### Given data
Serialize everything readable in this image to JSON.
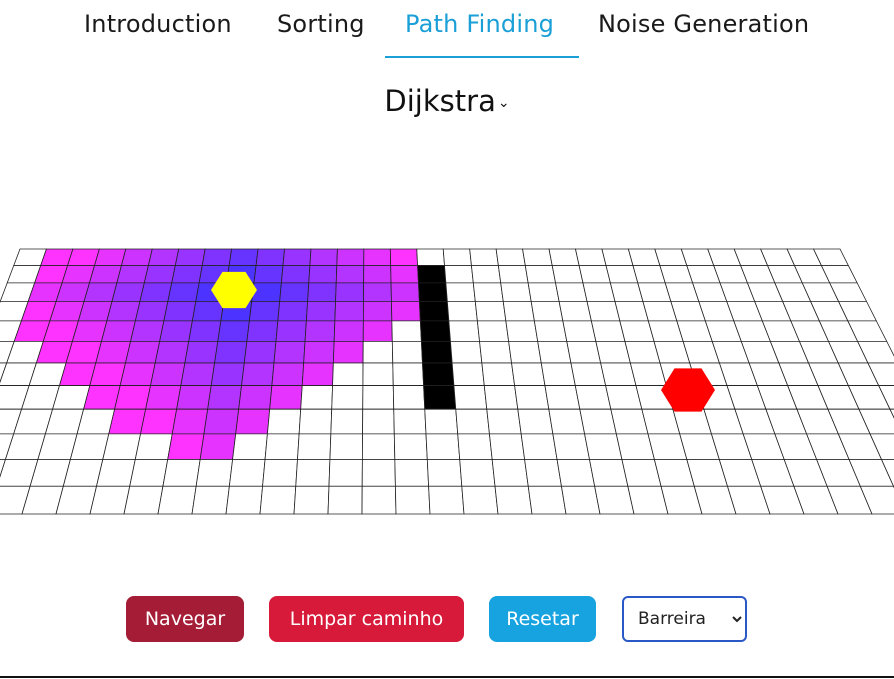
{
  "nav": {
    "tabs": [
      {
        "label": "Introduction",
        "active": false
      },
      {
        "label": "Sorting",
        "active": false
      },
      {
        "label": "Path Finding",
        "active": true
      },
      {
        "label": "Noise Generation",
        "active": false
      }
    ]
  },
  "algorithm": {
    "selected": "Dijkstra"
  },
  "controls": {
    "navigate_label": "Navegar",
    "clear_path_label": "Limpar caminho",
    "reset_label": "Resetar",
    "mode_selected": "Barreira"
  },
  "colors": {
    "accent": "#1a9fd6",
    "navigate": "#a51c36",
    "clear": "#d7193a",
    "reset": "#16a3e0",
    "start": "#ffff00",
    "goal": "#ff0000",
    "wall": "#000000",
    "visited_far": "#ff33ff",
    "visited_near": "#3333ff"
  },
  "grid": {
    "start_icon": "hexagon-start-icon",
    "goal_icon": "hexagon-goal-icon"
  }
}
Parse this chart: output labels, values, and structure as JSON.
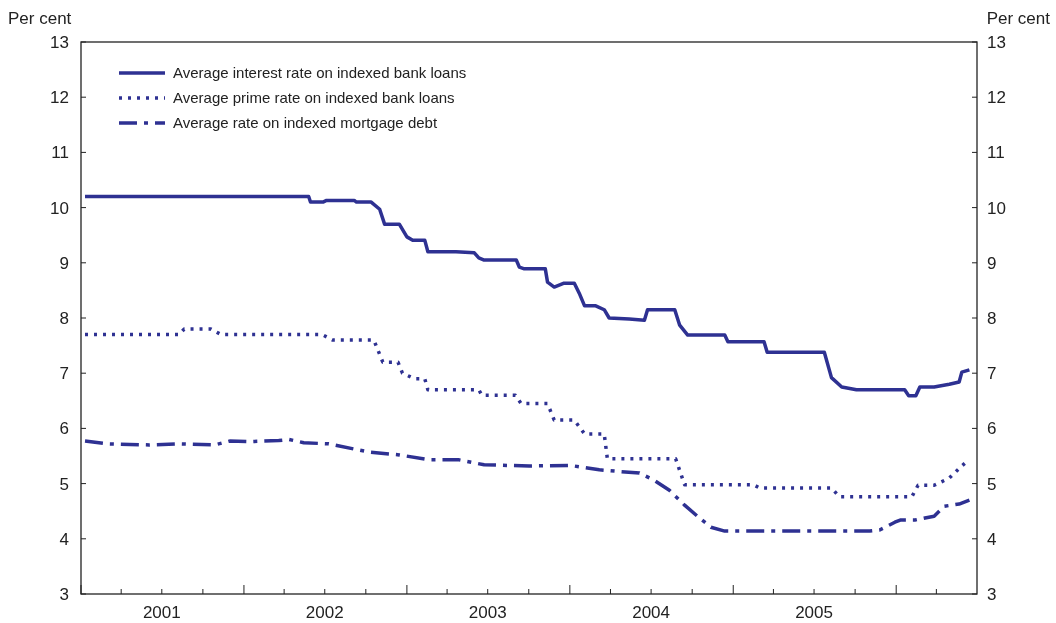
{
  "chart_data": {
    "type": "line",
    "ylabel": "Per cent",
    "y2label": "Per cent",
    "xlim": [
      "2001-01-01",
      "2006-07-01"
    ],
    "xticks": [
      {
        "value": "2001-01-01",
        "label": null
      },
      {
        "value": "2001-04-01",
        "label": null
      },
      {
        "value": "2001-07-01",
        "label": "2001"
      },
      {
        "value": "2001-10-01",
        "label": null
      },
      {
        "value": "2002-01-01",
        "label": null
      },
      {
        "value": "2002-04-01",
        "label": null
      },
      {
        "value": "2002-07-01",
        "label": "2002"
      },
      {
        "value": "2002-10-01",
        "label": null
      },
      {
        "value": "2003-01-01",
        "label": null
      },
      {
        "value": "2003-04-01",
        "label": null
      },
      {
        "value": "2003-07-01",
        "label": "2003"
      },
      {
        "value": "2003-10-01",
        "label": null
      },
      {
        "value": "2004-01-01",
        "label": null
      },
      {
        "value": "2004-04-01",
        "label": null
      },
      {
        "value": "2004-07-01",
        "label": "2004"
      },
      {
        "value": "2004-10-01",
        "label": null
      },
      {
        "value": "2005-01-01",
        "label": null
      },
      {
        "value": "2005-04-01",
        "label": null
      },
      {
        "value": "2005-07-01",
        "label": "2005"
      },
      {
        "value": "2005-10-01",
        "label": null
      },
      {
        "value": "2006-01-01",
        "label": null
      },
      {
        "value": "2006-04-01",
        "label": null
      }
    ],
    "ylim": [
      3,
      13
    ],
    "yticks": [
      3,
      4,
      5,
      6,
      7,
      8,
      9,
      10,
      11,
      12,
      13
    ],
    "y2lim": [
      3,
      13
    ],
    "y2ticks": [
      3,
      4,
      5,
      6,
      7,
      8,
      9,
      10,
      11,
      12,
      13
    ],
    "legend": "top left",
    "grid": false,
    "series": [
      {
        "name": "Average interest rate on indexed bank loans",
        "color": "#2e3192",
        "line_style": "solid",
        "x": [
          "2001-01-10",
          "2002-05-26",
          "2002-05-30",
          "2002-06-27",
          "2002-07-05",
          "2002-09-05",
          "2002-09-10",
          "2002-10-13",
          "2002-11-01",
          "2002-11-12",
          "2002-12-15",
          "2003-01-01",
          "2003-01-14",
          "2003-02-10",
          "2003-02-17",
          "2003-04-21",
          "2003-06-01",
          "2003-06-11",
          "2003-06-23",
          "2003-09-03",
          "2003-09-10",
          "2003-09-21",
          "2003-11-07",
          "2003-11-12",
          "2003-11-27",
          "2003-12-19",
          "2004-01-11",
          "2004-01-22",
          "2004-02-03",
          "2004-02-28",
          "2004-03-18",
          "2004-03-29",
          "2004-05-13",
          "2004-06-16",
          "2004-06-23",
          "2004-08-23",
          "2004-09-03",
          "2004-09-21",
          "2004-12-13",
          "2004-12-20",
          "2005-03-11",
          "2005-03-18",
          "2005-07-24",
          "2005-08-09",
          "2005-09-01",
          "2005-10-04",
          "2006-01-20",
          "2006-01-29",
          "2006-02-14",
          "2006-02-23",
          "2006-03-27",
          "2006-04-30",
          "2006-05-22",
          "2006-05-28",
          "2006-06-14"
        ],
        "values": [
          10.2,
          10.2,
          10.1,
          10.1,
          10.13,
          10.13,
          10.1,
          10.1,
          9.97,
          9.7,
          9.7,
          9.47,
          9.41,
          9.41,
          9.2,
          9.2,
          9.18,
          9.09,
          9.05,
          9.05,
          8.92,
          8.89,
          8.89,
          8.65,
          8.56,
          8.63,
          8.63,
          8.45,
          8.22,
          8.22,
          8.15,
          8.0,
          7.98,
          7.96,
          8.15,
          8.15,
          7.87,
          7.69,
          7.69,
          7.57,
          7.57,
          7.38,
          7.38,
          6.92,
          6.75,
          6.7,
          6.7,
          6.59,
          6.59,
          6.75,
          6.75,
          6.8,
          6.84,
          7.02,
          7.06
        ]
      },
      {
        "name": "Average prime rate on indexed bank loans",
        "color": "#2e3192",
        "line_style": "dotted",
        "x": [
          "2001-01-10",
          "2001-08-09",
          "2001-08-20",
          "2001-10-19",
          "2001-11-11",
          "2002-06-25",
          "2002-07-19",
          "2002-10-19",
          "2002-11-08",
          "2002-12-12",
          "2002-12-22",
          "2003-01-18",
          "2003-02-10",
          "2003-02-17",
          "2003-06-11",
          "2003-06-18",
          "2003-09-01",
          "2003-09-14",
          "2003-11-12",
          "2003-11-27",
          "2004-01-11",
          "2004-02-03",
          "2004-03-18",
          "2004-03-25",
          "2004-08-25",
          "2004-09-14",
          "2005-02-15",
          "2005-03-01",
          "2005-08-09",
          "2005-08-27",
          "2006-02-05",
          "2006-02-19",
          "2006-03-27",
          "2006-04-30",
          "2006-05-28",
          "2006-06-07"
        ],
        "values": [
          7.7,
          7.7,
          7.8,
          7.8,
          7.7,
          7.7,
          7.6,
          7.6,
          7.2,
          7.2,
          7.0,
          6.9,
          6.9,
          6.7,
          6.7,
          6.6,
          6.6,
          6.45,
          6.45,
          6.15,
          6.15,
          5.9,
          5.9,
          5.45,
          5.45,
          4.98,
          4.98,
          4.92,
          4.92,
          4.76,
          4.76,
          4.97,
          4.97,
          5.1,
          5.32,
          5.39
        ]
      },
      {
        "name": "Average rate on indexed mortgage debt",
        "color": "#2e3192",
        "line_style": "dashdot",
        "x": [
          "2001-01-10",
          "2001-03-05",
          "2001-06-03",
          "2001-08-09",
          "2001-10-27",
          "2001-11-30",
          "2002-01-14",
          "2002-03-20",
          "2002-04-12",
          "2002-05-15",
          "2002-07-10",
          "2002-10-09",
          "2002-12-15",
          "2003-02-21",
          "2003-04-28",
          "2003-06-23",
          "2003-10-02",
          "2004-01-01",
          "2004-03-07",
          "2004-04-21",
          "2004-06-05",
          "2004-07-08",
          "2004-08-11",
          "2004-09-14",
          "2004-10-17",
          "2004-11-12",
          "2004-12-13",
          "2005-11-03",
          "2005-11-25",
          "2005-12-29",
          "2006-01-10",
          "2006-02-12",
          "2006-03-27",
          "2006-04-19",
          "2006-05-22",
          "2006-06-14"
        ],
        "values": [
          5.77,
          5.72,
          5.7,
          5.72,
          5.7,
          5.77,
          5.76,
          5.78,
          5.8,
          5.74,
          5.72,
          5.57,
          5.52,
          5.43,
          5.43,
          5.34,
          5.32,
          5.33,
          5.25,
          5.22,
          5.19,
          5.06,
          4.88,
          4.61,
          4.38,
          4.21,
          4.14,
          4.14,
          4.16,
          4.3,
          4.34,
          4.34,
          4.41,
          4.59,
          4.63,
          4.7
        ]
      }
    ]
  }
}
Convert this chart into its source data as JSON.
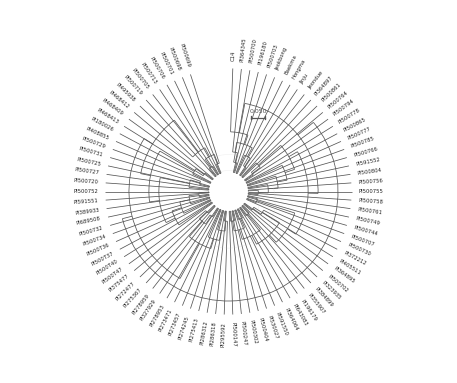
{
  "background_color": "#ffffff",
  "tree_color": "#555555",
  "label_fontsize": 3.8,
  "label_color": "#222222",
  "scale_bar_text": "0.050",
  "fig_width": 4.57,
  "fig_height": 3.83,
  "dpi": 100,
  "taxa_order": [
    "Jeokbong",
    "Baekma",
    "Hongma",
    "Jinju",
    "Jeondue",
    "PI364345",
    "C14",
    "PI500700",
    "PI196180",
    "PI500703",
    "PI364897",
    "PI500861",
    "PI500764",
    "PI500794",
    "PI500778",
    "PI500865",
    "PI500777",
    "PI500785",
    "PI500766",
    "PI591552",
    "PI500804",
    "PI500756",
    "PI500755",
    "PI500758",
    "PI500761",
    "PI500749",
    "PI500744",
    "PI500707",
    "PI500730",
    "PI372212",
    "PI405511",
    "PI364895",
    "PI500702",
    "PI323935",
    "PI384899",
    "PI355907",
    "PI196179",
    "PI643083",
    "PI364064",
    "PI591550",
    "PI530027",
    "PI500404",
    "PI500302",
    "PI500247",
    "PI500147",
    "PI500T47",
    "PI500T40",
    "PI500T37",
    "PI500T36",
    "PI500734",
    "PI500732",
    "PI689508",
    "PI389933",
    "PI591551",
    "PI500752",
    "PI500720",
    "PI500727",
    "PI500725",
    "PI500731",
    "PI500729",
    "PI408855",
    "PI180026",
    "PI468413",
    "PI468409",
    "PI468412",
    "PI500719",
    "PI500705",
    "PI500713",
    "PI500706",
    "PI500701",
    "PI500698",
    "PI500699",
    "PI495938",
    "PI295592",
    "PI286318",
    "PI286312",
    "PI275413",
    "PI274245",
    "PI273457",
    "PI273471",
    "PI278953",
    "PI327929",
    "PI278959",
    "PI275367",
    "PI272477",
    "PI375477"
  ]
}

### Task
Gather all lines from the listing above in which "JSON" occurs.

### Correct answer
Serialize everything readable in this image to JSON.
Parse this chart: output labels, values, and structure as JSON.
Convert this chart into its source data as JSON.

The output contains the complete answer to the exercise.